■ **What the task requires**:
Identify the lines that include the word "Management", then copy all of them.

■ **Input records**:
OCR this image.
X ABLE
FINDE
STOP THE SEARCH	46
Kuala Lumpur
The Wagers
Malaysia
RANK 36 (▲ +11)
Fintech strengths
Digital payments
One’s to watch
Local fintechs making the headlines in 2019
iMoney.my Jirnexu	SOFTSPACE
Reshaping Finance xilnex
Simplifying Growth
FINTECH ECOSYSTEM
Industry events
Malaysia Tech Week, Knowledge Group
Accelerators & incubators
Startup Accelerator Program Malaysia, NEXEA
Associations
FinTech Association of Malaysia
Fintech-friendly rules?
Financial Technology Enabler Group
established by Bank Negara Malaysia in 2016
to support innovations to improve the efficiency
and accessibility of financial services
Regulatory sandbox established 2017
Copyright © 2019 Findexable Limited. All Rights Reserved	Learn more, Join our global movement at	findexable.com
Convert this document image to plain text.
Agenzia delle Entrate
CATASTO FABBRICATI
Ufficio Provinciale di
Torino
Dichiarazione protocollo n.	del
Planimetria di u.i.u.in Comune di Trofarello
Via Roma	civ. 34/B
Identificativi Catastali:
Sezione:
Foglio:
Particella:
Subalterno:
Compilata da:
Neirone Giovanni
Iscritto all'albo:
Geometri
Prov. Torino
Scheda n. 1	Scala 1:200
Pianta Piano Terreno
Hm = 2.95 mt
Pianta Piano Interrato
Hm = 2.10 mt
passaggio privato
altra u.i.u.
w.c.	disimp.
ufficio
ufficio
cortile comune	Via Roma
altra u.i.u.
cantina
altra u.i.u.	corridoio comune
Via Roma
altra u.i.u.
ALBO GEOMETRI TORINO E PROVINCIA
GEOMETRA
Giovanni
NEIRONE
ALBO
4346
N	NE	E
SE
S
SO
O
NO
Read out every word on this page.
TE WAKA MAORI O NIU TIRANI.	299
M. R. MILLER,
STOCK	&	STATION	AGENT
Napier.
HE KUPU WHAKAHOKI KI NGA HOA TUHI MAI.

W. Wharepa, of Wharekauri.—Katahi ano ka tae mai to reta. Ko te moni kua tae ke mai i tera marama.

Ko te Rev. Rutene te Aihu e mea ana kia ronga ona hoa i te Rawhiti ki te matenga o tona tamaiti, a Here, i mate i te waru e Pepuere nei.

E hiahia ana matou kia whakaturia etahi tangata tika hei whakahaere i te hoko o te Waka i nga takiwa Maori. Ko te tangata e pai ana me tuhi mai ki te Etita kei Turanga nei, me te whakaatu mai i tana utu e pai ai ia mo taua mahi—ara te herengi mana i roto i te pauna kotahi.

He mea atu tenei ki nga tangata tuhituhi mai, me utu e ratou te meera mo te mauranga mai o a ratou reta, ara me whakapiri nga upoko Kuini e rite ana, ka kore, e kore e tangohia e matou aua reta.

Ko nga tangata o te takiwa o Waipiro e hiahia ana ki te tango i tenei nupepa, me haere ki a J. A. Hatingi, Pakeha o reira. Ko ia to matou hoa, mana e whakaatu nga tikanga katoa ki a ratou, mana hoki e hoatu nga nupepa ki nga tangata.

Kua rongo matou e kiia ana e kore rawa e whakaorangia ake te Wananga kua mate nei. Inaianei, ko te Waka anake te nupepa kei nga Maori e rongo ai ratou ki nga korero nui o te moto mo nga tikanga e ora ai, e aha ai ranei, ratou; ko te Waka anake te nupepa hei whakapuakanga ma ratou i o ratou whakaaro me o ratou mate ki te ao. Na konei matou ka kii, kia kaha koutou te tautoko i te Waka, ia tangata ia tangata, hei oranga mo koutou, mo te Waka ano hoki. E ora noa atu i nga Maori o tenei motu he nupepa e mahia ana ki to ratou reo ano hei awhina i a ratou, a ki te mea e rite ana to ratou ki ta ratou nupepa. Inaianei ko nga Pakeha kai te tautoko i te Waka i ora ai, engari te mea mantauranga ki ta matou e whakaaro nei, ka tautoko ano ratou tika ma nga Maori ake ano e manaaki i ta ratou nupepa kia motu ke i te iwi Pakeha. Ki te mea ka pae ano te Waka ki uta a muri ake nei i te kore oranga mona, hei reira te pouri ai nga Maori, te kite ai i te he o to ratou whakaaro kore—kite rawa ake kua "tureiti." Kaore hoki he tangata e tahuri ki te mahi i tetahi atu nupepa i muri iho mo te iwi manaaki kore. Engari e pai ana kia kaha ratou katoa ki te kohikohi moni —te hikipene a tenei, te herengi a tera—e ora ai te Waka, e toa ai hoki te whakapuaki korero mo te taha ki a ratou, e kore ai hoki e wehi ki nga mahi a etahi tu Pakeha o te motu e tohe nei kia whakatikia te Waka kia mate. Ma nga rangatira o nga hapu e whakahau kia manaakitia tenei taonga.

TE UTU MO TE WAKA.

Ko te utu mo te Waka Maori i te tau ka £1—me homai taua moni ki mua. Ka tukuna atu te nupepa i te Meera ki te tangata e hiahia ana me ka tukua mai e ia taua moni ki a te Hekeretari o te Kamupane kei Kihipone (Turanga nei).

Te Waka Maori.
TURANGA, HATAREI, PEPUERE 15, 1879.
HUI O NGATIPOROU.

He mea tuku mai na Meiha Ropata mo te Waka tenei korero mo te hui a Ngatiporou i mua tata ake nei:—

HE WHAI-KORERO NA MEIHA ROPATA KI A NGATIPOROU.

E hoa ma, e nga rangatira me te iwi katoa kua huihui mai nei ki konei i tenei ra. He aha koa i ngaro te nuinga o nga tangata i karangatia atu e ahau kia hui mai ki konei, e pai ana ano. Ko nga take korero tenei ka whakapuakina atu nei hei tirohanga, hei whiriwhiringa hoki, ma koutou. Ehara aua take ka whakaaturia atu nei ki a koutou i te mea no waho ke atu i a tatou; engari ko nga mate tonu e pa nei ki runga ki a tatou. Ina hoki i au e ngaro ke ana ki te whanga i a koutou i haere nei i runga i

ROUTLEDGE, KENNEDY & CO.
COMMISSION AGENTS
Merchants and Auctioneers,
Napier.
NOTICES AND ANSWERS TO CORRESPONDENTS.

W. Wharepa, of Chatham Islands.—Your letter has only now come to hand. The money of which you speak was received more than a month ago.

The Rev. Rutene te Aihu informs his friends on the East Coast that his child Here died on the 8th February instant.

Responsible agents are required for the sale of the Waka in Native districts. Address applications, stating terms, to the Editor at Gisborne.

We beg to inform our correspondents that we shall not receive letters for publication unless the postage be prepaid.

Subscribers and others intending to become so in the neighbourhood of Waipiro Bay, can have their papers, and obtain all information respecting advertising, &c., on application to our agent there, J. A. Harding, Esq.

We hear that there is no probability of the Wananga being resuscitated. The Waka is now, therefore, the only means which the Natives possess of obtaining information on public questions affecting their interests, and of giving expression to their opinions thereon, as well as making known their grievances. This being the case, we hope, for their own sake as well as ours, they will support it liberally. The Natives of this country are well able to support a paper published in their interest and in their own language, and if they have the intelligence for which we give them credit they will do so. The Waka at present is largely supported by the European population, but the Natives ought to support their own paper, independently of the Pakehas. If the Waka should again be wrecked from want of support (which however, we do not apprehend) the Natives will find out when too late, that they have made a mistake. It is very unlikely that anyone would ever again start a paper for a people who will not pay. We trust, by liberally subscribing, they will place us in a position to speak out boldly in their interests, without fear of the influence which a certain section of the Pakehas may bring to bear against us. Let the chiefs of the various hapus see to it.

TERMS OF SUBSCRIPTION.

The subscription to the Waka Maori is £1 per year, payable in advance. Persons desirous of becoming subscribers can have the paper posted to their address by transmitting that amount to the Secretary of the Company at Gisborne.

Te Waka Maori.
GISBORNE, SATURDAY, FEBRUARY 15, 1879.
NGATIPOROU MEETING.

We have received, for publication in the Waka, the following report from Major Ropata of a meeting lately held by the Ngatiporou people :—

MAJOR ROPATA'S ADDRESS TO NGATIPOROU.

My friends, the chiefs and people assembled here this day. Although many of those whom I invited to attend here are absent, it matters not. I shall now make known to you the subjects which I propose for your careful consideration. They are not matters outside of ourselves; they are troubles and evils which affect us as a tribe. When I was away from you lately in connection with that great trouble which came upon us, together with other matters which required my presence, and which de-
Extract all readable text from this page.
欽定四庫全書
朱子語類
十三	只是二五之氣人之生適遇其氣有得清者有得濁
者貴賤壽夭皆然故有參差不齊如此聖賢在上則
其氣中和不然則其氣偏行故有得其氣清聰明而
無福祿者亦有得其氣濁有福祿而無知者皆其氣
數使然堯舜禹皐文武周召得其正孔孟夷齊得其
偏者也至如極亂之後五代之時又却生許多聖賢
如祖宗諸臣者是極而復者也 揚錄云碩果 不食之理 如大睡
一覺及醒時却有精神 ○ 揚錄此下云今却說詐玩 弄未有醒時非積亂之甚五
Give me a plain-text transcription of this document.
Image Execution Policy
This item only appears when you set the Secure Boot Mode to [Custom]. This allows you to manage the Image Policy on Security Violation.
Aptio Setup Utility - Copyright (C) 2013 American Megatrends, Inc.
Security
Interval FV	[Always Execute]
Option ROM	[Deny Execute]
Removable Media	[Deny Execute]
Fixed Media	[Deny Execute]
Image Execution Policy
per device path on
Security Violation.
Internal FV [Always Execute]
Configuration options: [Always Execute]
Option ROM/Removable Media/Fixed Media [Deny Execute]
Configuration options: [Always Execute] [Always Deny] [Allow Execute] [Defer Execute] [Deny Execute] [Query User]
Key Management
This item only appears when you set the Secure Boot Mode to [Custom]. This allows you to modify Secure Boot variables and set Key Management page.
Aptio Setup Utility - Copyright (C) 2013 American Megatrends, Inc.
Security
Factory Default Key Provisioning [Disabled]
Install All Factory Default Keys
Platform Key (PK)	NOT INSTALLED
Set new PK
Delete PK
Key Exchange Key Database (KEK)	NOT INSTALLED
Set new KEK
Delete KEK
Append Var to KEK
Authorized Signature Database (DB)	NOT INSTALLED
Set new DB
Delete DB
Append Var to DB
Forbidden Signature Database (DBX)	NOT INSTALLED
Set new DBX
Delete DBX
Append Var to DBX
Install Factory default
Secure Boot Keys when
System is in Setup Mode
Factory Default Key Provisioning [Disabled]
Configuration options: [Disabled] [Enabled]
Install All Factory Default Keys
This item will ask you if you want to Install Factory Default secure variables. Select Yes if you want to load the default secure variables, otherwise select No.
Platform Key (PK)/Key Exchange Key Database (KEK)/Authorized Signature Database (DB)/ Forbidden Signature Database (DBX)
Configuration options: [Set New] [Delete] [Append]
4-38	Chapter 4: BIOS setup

■ **Result of this exercise**:
Key Management
This item only appears when you set the Secure Boot Mode to [Custom]. This allows you to modify Secure Boot variables and set Key Management page.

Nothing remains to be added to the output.